:: Data for this task

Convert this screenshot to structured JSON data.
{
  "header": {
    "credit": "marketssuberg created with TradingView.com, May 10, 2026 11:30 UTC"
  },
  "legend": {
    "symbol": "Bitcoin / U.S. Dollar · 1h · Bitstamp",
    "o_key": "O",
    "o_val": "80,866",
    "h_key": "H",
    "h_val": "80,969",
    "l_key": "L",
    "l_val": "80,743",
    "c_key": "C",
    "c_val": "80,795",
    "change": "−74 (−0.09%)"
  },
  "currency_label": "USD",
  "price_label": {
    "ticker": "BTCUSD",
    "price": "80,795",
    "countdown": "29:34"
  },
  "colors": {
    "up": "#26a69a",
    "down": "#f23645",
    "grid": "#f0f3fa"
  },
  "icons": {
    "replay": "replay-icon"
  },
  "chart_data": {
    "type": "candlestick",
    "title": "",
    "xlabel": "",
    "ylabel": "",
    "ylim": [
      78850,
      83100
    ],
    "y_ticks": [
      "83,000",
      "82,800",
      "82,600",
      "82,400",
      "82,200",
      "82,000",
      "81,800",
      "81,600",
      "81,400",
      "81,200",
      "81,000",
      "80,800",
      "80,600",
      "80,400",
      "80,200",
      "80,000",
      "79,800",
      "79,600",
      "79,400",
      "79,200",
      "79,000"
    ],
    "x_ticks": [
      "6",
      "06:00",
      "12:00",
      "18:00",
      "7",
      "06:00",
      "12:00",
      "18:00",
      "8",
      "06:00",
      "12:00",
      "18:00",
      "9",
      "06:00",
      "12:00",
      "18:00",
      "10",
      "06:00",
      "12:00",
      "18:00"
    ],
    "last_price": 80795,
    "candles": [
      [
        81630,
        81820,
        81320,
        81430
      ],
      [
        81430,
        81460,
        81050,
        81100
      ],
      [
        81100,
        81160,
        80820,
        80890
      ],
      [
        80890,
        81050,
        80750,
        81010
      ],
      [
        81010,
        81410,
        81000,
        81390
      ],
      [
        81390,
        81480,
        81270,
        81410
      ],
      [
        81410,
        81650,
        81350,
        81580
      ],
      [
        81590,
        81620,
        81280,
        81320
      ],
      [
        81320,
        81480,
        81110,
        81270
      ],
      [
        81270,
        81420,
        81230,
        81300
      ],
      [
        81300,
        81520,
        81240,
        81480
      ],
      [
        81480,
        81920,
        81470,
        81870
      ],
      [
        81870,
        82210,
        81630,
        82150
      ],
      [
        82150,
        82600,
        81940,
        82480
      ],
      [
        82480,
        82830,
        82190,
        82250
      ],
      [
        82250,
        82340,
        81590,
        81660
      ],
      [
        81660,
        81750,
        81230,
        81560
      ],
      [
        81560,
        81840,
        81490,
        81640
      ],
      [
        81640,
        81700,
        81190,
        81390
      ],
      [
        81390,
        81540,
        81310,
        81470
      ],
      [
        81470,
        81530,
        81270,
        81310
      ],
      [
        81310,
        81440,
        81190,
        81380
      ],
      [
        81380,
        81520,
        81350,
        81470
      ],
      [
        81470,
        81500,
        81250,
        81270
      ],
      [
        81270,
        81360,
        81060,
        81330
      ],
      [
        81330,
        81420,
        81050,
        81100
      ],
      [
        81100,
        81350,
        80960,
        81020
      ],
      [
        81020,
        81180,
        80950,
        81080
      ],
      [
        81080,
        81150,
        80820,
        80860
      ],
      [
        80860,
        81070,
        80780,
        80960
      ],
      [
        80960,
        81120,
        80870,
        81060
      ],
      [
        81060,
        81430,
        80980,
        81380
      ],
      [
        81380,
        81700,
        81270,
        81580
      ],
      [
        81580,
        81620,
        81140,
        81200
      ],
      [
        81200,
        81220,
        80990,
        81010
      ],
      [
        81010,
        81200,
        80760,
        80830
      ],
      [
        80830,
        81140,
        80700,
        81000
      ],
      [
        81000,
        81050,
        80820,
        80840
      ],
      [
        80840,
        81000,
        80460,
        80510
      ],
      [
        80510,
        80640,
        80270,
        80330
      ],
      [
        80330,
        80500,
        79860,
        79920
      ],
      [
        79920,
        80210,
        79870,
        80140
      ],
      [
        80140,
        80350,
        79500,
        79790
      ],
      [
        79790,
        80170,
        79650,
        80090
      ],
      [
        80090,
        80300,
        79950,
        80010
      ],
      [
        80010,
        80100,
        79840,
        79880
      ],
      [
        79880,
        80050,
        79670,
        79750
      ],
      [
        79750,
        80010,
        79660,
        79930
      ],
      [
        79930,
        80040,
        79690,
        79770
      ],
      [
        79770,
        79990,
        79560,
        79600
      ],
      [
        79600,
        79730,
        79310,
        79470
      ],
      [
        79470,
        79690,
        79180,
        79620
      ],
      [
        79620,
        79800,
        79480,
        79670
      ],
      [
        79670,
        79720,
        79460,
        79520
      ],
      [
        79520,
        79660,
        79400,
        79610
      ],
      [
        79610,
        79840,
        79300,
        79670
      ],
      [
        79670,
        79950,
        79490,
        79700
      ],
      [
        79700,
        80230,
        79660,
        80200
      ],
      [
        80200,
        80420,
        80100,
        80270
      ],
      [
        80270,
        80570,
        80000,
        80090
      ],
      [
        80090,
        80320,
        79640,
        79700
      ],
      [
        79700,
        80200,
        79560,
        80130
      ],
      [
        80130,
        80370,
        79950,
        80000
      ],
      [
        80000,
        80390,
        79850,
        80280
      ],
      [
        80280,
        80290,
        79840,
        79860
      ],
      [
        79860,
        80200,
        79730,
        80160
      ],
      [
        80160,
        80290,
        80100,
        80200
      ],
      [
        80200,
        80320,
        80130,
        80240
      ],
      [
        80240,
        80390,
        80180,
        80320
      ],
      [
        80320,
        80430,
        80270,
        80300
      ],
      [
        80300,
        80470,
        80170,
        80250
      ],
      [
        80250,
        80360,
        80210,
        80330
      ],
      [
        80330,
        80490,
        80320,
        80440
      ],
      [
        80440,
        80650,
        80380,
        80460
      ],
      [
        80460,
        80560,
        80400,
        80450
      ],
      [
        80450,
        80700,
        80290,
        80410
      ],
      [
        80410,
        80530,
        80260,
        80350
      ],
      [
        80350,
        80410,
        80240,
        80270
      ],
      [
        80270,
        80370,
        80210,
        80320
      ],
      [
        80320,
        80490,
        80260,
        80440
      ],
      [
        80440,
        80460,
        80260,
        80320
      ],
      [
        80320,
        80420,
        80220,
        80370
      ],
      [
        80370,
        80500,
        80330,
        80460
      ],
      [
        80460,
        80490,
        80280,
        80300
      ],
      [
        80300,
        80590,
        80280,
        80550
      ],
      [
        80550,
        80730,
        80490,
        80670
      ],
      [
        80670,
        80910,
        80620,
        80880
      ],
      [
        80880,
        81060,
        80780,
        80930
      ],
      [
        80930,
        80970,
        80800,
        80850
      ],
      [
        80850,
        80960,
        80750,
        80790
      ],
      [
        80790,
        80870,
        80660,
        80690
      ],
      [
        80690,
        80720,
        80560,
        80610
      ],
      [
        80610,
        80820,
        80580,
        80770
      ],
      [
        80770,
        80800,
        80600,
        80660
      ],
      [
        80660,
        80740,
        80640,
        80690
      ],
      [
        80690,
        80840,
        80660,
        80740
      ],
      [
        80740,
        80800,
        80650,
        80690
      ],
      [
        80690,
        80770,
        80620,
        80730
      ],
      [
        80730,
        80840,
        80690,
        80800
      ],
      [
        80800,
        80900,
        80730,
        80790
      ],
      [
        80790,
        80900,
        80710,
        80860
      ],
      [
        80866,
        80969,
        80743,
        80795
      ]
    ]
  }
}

::::

__What you should do__.
Nothing in the data may differ; print all of it exactly as written.

__Correct output__.
Convert this screenshot to structured JSON data.
{
  "header": {
    "credit": "marketssuberg created with TradingView.com, May 10, 2026 11:30 UTC"
  },
  "legend": {
    "symbol": "Bitcoin / U.S. Dollar · 1h · Bitstamp",
    "o_key": "O",
    "o_val": "80,866",
    "h_key": "H",
    "h_val": "80,969",
    "l_key": "L",
    "l_val": "80,743",
    "c_key": "C",
    "c_val": "80,795",
    "change": "−74 (−0.09%)"
  },
  "currency_label": "USD",
  "price_label": {
    "ticker": "BTCUSD",
    "price": "80,795",
    "countdown": "29:34"
  },
  "colors": {
    "up": "#26a69a",
    "down": "#f23645",
    "grid": "#f0f3fa"
  },
  "icons": {
    "replay": "replay-icon"
  },
  "chart_data": {
    "type": "candlestick",
    "title": "",
    "xlabel": "",
    "ylabel": "",
    "ylim": [
      78850,
      83100
    ],
    "y_ticks": [
      "83,000",
      "82,800",
      "82,600",
      "82,400",
      "82,200",
      "82,000",
      "81,800",
      "81,600",
      "81,400",
      "81,200",
      "81,000",
      "80,800",
      "80,600",
      "80,400",
      "80,200",
      "80,000",
      "79,800",
      "79,600",
      "79,400",
      "79,200",
      "79,000"
    ],
    "x_ticks": [
      "6",
      "06:00",
      "12:00",
      "18:00",
      "7",
      "06:00",
      "12:00",
      "18:00",
      "8",
      "06:00",
      "12:00",
      "18:00",
      "9",
      "06:00",
      "12:00",
      "18:00",
      "10",
      "06:00",
      "12:00",
      "18:00"
    ],
    "last_price": 80795,
    "candles": [
      [
        81630,
        81820,
        81320,
        81430
      ],
      [
        81430,
        81460,
        81050,
        81100
      ],
      [
        81100,
        81160,
        80820,
        80890
      ],
      [
        80890,
        81050,
        80750,
        81010
      ],
      [
        81010,
        81410,
        81000,
        81390
      ],
      [
        81390,
        81480,
        81270,
        81410
      ],
      [
        81410,
        81650,
        81350,
        81580
      ],
      [
        81590,
        81620,
        81280,
        81320
      ],
      [
        81320,
        81480,
        81110,
        81270
      ],
      [
        81270,
        81420,
        81230,
        81300
      ],
      [
        81300,
        81520,
        81240,
        81480
      ],
      [
        81480,
        81920,
        81470,
        81870
      ],
      [
        81870,
        82210,
        81630,
        82150
      ],
      [
        82150,
        82600,
        81940,
        82480
      ],
      [
        82480,
        82830,
        82190,
        82250
      ],
      [
        82250,
        82340,
        81590,
        81660
      ],
      [
        81660,
        81750,
        81230,
        81560
      ],
      [
        81560,
        81840,
        81490,
        81640
      ],
      [
        81640,
        81700,
        81190,
        81390
      ],
      [
        81390,
        81540,
        81310,
        81470
      ],
      [
        81470,
        81530,
        81270,
        81310
      ],
      [
        81310,
        81440,
        81190,
        81380
      ],
      [
        81380,
        81520,
        81350,
        81470
      ],
      [
        81470,
        81500,
        81250,
        81270
      ],
      [
        81270,
        81360,
        81060,
        81330
      ],
      [
        81330,
        81420,
        81050,
        81100
      ],
      [
        81100,
        81350,
        80960,
        81020
      ],
      [
        81020,
        81180,
        80950,
        81080
      ],
      [
        81080,
        81150,
        80820,
        80860
      ],
      [
        80860,
        81070,
        80780,
        80960
      ],
      [
        80960,
        81120,
        80870,
        81060
      ],
      [
        81060,
        81430,
        80980,
        81380
      ],
      [
        81380,
        81700,
        81270,
        81580
      ],
      [
        81580,
        81620,
        81140,
        81200
      ],
      [
        81200,
        81220,
        80990,
        81010
      ],
      [
        81010,
        81200,
        80760,
        80830
      ],
      [
        80830,
        81140,
        80700,
        81000
      ],
      [
        81000,
        81050,
        80820,
        80840
      ],
      [
        80840,
        81000,
        80460,
        80510
      ],
      [
        80510,
        80640,
        80270,
        80330
      ],
      [
        80330,
        80500,
        79860,
        79920
      ],
      [
        79920,
        80210,
        79870,
        80140
      ],
      [
        80140,
        80350,
        79500,
        79790
      ],
      [
        79790,
        80170,
        79650,
        80090
      ],
      [
        80090,
        80300,
        79950,
        80010
      ],
      [
        80010,
        80100,
        79840,
        79880
      ],
      [
        79880,
        80050,
        79670,
        79750
      ],
      [
        79750,
        80010,
        79660,
        79930
      ],
      [
        79930,
        80040,
        79690,
        79770
      ],
      [
        79770,
        79990,
        79560,
        79600
      ],
      [
        79600,
        79730,
        79310,
        79470
      ],
      [
        79470,
        79690,
        79180,
        79620
      ],
      [
        79620,
        79800,
        79480,
        79670
      ],
      [
        79670,
        79720,
        79460,
        79520
      ],
      [
        79520,
        79660,
        79400,
        79610
      ],
      [
        79610,
        79840,
        79300,
        79670
      ],
      [
        79670,
        79950,
        79490,
        79700
      ],
      [
        79700,
        80230,
        79660,
        80200
      ],
      [
        80200,
        80420,
        80100,
        80270
      ],
      [
        80270,
        80570,
        80000,
        80090
      ],
      [
        80090,
        80320,
        79640,
        79700
      ],
      [
        79700,
        80200,
        79560,
        80130
      ],
      [
        80130,
        80370,
        79950,
        80000
      ],
      [
        80000,
        80390,
        79850,
        80280
      ],
      [
        80280,
        80290,
        79840,
        79860
      ],
      [
        79860,
        80200,
        79730,
        80160
      ],
      [
        80160,
        80290,
        80100,
        80200
      ],
      [
        80200,
        80320,
        80130,
        80240
      ],
      [
        80240,
        80390,
        80180,
        80320
      ],
      [
        80320,
        80430,
        80270,
        80300
      ],
      [
        80300,
        80470,
        80170,
        80250
      ],
      [
        80250,
        80360,
        80210,
        80330
      ],
      [
        80330,
        80490,
        80320,
        80440
      ],
      [
        80440,
        80650,
        80380,
        80460
      ],
      [
        80460,
        80560,
        80400,
        80450
      ],
      [
        80450,
        80700,
        80290,
        80410
      ],
      [
        80410,
        80530,
        80260,
        80350
      ],
      [
        80350,
        80410,
        80240,
        80270
      ],
      [
        80270,
        80370,
        80210,
        80320
      ],
      [
        80320,
        80490,
        80260,
        80440
      ],
      [
        80440,
        80460,
        80260,
        80320
      ],
      [
        80320,
        80420,
        80220,
        80370
      ],
      [
        80370,
        80500,
        80330,
        80460
      ],
      [
        80460,
        80490,
        80280,
        80300
      ],
      [
        80300,
        80590,
        80280,
        80550
      ],
      [
        80550,
        80730,
        80490,
        80670
      ],
      [
        80670,
        80910,
        80620,
        80880
      ],
      [
        80880,
        81060,
        80780,
        80930
      ],
      [
        80930,
        80970,
        80800,
        80850
      ],
      [
        80850,
        80960,
        80750,
        80790
      ],
      [
        80790,
        80870,
        80660,
        80690
      ],
      [
        80690,
        80720,
        80560,
        80610
      ],
      [
        80610,
        80820,
        80580,
        80770
      ],
      [
        80770,
        80800,
        80600,
        80660
      ],
      [
        80660,
        80740,
        80640,
        80690
      ],
      [
        80690,
        80840,
        80660,
        80740
      ],
      [
        80740,
        80800,
        80650,
        80690
      ],
      [
        80690,
        80770,
        80620,
        80730
      ],
      [
        80730,
        80840,
        80690,
        80800
      ],
      [
        80800,
        80900,
        80730,
        80790
      ],
      [
        80790,
        80900,
        80710,
        80860
      ],
      [
        80866,
        80969,
        80743,
        80795
      ]
    ]
  }
}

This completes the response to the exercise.